→ **Objective**: Copy out all of the material, matching it word for word.

# Start of Supplied material

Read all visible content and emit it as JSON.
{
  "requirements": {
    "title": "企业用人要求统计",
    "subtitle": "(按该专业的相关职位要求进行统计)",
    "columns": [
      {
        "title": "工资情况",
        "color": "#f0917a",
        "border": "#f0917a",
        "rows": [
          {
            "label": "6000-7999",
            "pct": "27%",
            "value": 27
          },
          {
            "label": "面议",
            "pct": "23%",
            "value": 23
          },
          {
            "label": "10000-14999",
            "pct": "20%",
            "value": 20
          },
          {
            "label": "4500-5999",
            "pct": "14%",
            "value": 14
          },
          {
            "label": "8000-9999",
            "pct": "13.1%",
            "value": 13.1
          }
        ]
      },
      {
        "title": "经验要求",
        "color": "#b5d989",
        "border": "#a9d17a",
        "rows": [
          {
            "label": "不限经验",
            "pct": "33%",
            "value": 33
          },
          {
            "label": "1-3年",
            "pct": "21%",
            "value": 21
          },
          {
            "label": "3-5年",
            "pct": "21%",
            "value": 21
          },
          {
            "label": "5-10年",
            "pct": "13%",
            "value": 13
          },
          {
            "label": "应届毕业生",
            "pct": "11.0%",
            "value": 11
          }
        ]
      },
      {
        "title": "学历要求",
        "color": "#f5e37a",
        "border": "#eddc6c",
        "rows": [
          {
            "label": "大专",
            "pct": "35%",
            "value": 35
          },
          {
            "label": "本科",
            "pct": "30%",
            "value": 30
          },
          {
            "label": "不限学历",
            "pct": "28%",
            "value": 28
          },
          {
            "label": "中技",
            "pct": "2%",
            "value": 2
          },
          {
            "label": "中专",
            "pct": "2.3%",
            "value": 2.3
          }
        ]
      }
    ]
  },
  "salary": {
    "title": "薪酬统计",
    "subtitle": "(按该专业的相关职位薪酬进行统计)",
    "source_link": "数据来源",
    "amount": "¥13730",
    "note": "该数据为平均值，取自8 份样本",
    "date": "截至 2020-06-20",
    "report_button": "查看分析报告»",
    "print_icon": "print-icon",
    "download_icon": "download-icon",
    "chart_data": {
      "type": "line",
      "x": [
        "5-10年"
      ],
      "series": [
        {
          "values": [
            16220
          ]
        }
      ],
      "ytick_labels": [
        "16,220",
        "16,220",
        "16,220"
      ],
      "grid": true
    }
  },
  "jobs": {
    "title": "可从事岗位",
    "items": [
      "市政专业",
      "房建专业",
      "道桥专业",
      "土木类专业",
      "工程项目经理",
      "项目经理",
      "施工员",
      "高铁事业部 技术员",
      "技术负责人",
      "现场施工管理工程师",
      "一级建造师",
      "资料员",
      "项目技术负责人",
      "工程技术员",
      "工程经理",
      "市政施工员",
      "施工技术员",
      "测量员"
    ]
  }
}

# End of Supplied material

→ **Written solution**:
Read all visible content and emit it as JSON.
{
  "requirements": {
    "title": "企业用人要求统计",
    "subtitle": "(按该专业的相关职位要求进行统计)",
    "columns": [
      {
        "title": "工资情况",
        "color": "#f0917a",
        "border": "#f0917a",
        "rows": [
          {
            "label": "6000-7999",
            "pct": "27%",
            "value": 27
          },
          {
            "label": "面议",
            "pct": "23%",
            "value": 23
          },
          {
            "label": "10000-14999",
            "pct": "20%",
            "value": 20
          },
          {
            "label": "4500-5999",
            "pct": "14%",
            "value": 14
          },
          {
            "label": "8000-9999",
            "pct": "13.1%",
            "value": 13.1
          }
        ]
      },
      {
        "title": "经验要求",
        "color": "#b5d989",
        "border": "#a9d17a",
        "rows": [
          {
            "label": "不限经验",
            "pct": "33%",
            "value": 33
          },
          {
            "label": "1-3年",
            "pct": "21%",
            "value": 21
          },
          {
            "label": "3-5年",
            "pct": "21%",
            "value": 21
          },
          {
            "label": "5-10年",
            "pct": "13%",
            "value": 13
          },
          {
            "label": "应届毕业生",
            "pct": "11.0%",
            "value": 11
          }
        ]
      },
      {
        "title": "学历要求",
        "color": "#f5e37a",
        "border": "#eddc6c",
        "rows": [
          {
            "label": "大专",
            "pct": "35%",
            "value": 35
          },
          {
            "label": "本科",
            "pct": "30%",
            "value": 30
          },
          {
            "label": "不限学历",
            "pct": "28%",
            "value": 28
          },
          {
            "label": "中技",
            "pct": "2%",
            "value": 2
          },
          {
            "label": "中专",
            "pct": "2.3%",
            "value": 2.3
          }
        ]
      }
    ]
  },
  "salary": {
    "title": "薪酬统计",
    "subtitle": "(按该专业的相关职位薪酬进行统计)",
    "source_link": "数据来源",
    "amount": "¥13730",
    "note": "该数据为平均值，取自8 份样本",
    "date": "截至 2020-06-20",
    "report_button": "查看分析报告»",
    "print_icon": "print-icon",
    "download_icon": "download-icon",
    "chart_data": {
      "type": "line",
      "x": [
        "5-10年"
      ],
      "series": [
        {
          "values": [
            16220
          ]
        }
      ],
      "ytick_labels": [
        "16,220",
        "16,220",
        "16,220"
      ],
      "grid": true
    }
  },
  "jobs": {
    "title": "可从事岗位",
    "items": [
      "市政专业",
      "房建专业",
      "道桥专业",
      "土木类专业",
      "工程项目经理",
      "项目经理",
      "施工员",
      "高铁事业部 技术员",
      "技术负责人",
      "现场施工管理工程师",
      "一级建造师",
      "资料员",
      "项目技术负责人",
      "工程技术员",
      "工程经理",
      "市政施工员",
      "施工技术员",
      "测量员"
    ]
  }
}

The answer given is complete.